**SET EXERCISE:**
Search the records for "marker". Copy every line where it appears.
━━━━━ DATASET CONTENT ━━━━━
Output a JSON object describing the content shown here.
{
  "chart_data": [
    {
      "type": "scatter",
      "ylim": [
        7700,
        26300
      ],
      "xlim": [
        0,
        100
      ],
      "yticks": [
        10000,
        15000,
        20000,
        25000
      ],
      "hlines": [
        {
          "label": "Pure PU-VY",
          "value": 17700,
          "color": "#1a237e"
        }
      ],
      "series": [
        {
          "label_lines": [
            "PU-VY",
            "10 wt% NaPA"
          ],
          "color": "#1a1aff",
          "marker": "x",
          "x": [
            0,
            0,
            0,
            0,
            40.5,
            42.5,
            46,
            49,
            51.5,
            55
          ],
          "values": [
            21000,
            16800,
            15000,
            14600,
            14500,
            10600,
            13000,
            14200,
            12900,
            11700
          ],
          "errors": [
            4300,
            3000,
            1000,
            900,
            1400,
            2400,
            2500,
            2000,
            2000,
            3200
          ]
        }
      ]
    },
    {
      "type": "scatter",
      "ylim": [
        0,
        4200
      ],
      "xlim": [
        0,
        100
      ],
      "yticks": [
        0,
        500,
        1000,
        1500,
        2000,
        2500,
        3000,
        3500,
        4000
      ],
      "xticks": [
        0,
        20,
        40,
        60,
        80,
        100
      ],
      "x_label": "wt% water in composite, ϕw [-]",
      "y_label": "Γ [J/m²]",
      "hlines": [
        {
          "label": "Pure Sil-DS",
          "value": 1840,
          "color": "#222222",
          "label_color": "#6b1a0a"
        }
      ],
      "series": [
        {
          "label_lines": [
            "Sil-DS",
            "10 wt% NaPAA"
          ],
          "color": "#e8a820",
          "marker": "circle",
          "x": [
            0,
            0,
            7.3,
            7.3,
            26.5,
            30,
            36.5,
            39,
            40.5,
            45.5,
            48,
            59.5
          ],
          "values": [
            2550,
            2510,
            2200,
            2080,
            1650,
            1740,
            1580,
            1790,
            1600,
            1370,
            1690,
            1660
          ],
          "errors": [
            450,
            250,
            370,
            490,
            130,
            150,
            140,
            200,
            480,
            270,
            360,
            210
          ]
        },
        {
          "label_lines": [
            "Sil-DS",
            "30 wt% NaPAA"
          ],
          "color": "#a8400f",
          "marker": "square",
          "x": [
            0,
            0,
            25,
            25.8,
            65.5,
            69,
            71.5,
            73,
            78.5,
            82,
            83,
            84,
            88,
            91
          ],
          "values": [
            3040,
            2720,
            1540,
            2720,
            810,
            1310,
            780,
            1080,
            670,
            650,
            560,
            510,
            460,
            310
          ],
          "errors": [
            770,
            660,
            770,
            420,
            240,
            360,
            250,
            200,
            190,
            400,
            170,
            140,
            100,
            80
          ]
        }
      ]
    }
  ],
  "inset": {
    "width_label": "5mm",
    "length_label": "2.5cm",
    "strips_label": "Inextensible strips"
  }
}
━━━━━
**TASK OUTPUT:**
          "marker": "x",
          "marker": "circle",
          "marker": "square",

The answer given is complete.